§ **Task prompt**: Retype every entry exactly, character for character.
*** Task input
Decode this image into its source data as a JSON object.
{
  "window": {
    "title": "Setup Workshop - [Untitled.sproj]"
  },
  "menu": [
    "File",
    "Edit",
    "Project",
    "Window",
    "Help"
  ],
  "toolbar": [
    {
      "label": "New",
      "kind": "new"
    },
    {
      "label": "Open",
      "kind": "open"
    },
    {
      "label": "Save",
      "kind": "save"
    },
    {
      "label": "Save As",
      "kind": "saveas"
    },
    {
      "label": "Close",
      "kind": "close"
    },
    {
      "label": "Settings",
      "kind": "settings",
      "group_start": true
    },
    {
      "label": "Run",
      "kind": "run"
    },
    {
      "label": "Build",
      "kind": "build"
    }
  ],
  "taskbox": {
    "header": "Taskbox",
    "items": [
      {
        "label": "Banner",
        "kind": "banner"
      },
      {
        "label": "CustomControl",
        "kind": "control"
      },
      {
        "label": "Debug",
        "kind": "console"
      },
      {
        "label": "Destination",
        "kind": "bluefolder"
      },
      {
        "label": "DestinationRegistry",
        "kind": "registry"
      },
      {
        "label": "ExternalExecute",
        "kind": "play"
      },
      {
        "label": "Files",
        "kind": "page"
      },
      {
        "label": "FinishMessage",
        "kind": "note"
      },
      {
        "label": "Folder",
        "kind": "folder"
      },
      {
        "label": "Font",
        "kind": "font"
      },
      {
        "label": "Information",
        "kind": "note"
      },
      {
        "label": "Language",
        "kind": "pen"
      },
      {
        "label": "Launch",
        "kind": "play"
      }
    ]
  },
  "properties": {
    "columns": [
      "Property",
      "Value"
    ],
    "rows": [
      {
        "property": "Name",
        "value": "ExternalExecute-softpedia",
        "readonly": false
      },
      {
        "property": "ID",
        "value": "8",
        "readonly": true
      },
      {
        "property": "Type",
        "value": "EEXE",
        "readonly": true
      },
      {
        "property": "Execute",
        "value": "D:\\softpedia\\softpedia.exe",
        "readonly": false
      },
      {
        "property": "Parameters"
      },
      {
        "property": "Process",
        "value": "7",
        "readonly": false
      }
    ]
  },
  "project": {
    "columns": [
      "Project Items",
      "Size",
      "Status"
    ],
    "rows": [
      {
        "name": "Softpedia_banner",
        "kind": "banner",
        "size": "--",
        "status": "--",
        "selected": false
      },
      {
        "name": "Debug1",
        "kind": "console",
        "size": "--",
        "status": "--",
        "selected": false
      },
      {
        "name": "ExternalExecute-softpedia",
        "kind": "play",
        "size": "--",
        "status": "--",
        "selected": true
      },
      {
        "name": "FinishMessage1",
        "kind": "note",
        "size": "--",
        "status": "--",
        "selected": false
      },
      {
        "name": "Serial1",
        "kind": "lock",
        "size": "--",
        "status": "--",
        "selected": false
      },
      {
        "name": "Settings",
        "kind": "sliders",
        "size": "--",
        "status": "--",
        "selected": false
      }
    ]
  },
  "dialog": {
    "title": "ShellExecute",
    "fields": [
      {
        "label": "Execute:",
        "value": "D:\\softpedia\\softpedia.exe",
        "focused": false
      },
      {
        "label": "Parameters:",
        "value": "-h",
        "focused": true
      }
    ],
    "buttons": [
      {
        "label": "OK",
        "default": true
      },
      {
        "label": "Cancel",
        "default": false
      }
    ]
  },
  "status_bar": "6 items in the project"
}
******
§ **Answer below**:
Decode this image into its source data as a JSON object.
{
  "window": {
    "title": "Setup Workshop - [Untitled.sproj]"
  },
  "menu": [
    "File",
    "Edit",
    "Project",
    "Window",
    "Help"
  ],
  "toolbar": [
    {
      "label": "New",
      "kind": "new"
    },
    {
      "label": "Open",
      "kind": "open"
    },
    {
      "label": "Save",
      "kind": "save"
    },
    {
      "label": "Save As",
      "kind": "saveas"
    },
    {
      "label": "Close",
      "kind": "close"
    },
    {
      "label": "Settings",
      "kind": "settings",
      "group_start": true
    },
    {
      "label": "Run",
      "kind": "run"
    },
    {
      "label": "Build",
      "kind": "build"
    }
  ],
  "taskbox": {
    "header": "Taskbox",
    "items": [
      {
        "label": "Banner",
        "kind": "banner"
      },
      {
        "label": "CustomControl",
        "kind": "control"
      },
      {
        "label": "Debug",
        "kind": "console"
      },
      {
        "label": "Destination",
        "kind": "bluefolder"
      },
      {
        "label": "DestinationRegistry",
        "kind": "registry"
      },
      {
        "label": "ExternalExecute",
        "kind": "play"
      },
      {
        "label": "Files",
        "kind": "page"
      },
      {
        "label": "FinishMessage",
        "kind": "note"
      },
      {
        "label": "Folder",
        "kind": "folder"
      },
      {
        "label": "Font",
        "kind": "font"
      },
      {
        "label": "Information",
        "kind": "note"
      },
      {
        "label": "Language",
        "kind": "pen"
      },
      {
        "label": "Launch",
        "kind": "play"
      }
    ]
  },
  "properties": {
    "columns": [
      "Property",
      "Value"
    ],
    "rows": [
      {
        "property": "Name",
        "value": "ExternalExecute-softpedia",
        "readonly": false
      },
      {
        "property": "ID",
        "value": "8",
        "readonly": true
      },
      {
        "property": "Type",
        "value": "EEXE",
        "readonly": true
      },
      {
        "property": "Execute",
        "value": "D:\\softpedia\\softpedia.exe",
        "readonly": false
      },
      {
        "property": "Parameters"
      },
      {
        "property": "Process",
        "value": "7",
        "readonly": false
      }
    ]
  },
  "project": {
    "columns": [
      "Project Items",
      "Size",
      "Status"
    ],
    "rows": [
      {
        "name": "Softpedia_banner",
        "kind": "banner",
        "size": "--",
        "status": "--",
        "selected": false
      },
      {
        "name": "Debug1",
        "kind": "console",
        "size": "--",
        "status": "--",
        "selected": false
      },
      {
        "name": "ExternalExecute-softpedia",
        "kind": "play",
        "size": "--",
        "status": "--",
        "selected": true
      },
      {
        "name": "FinishMessage1",
        "kind": "note",
        "size": "--",
        "status": "--",
        "selected": false
      },
      {
        "name": "Serial1",
        "kind": "lock",
        "size": "--",
        "status": "--",
        "selected": false
      },
      {
        "name": "Settings",
        "kind": "sliders",
        "size": "--",
        "status": "--",
        "selected": false
      }
    ]
  },
  "dialog": {
    "title": "ShellExecute",
    "fields": [
      {
        "label": "Execute:",
        "value": "D:\\softpedia\\softpedia.exe",
        "focused": false
      },
      {
        "label": "Parameters:",
        "value": "-h",
        "focused": true
      }
    ],
    "buttons": [
      {
        "label": "OK",
        "default": true
      },
      {
        "label": "Cancel",
        "default": false
      }
    ]
  },
  "status_bar": "6 items in the project"
}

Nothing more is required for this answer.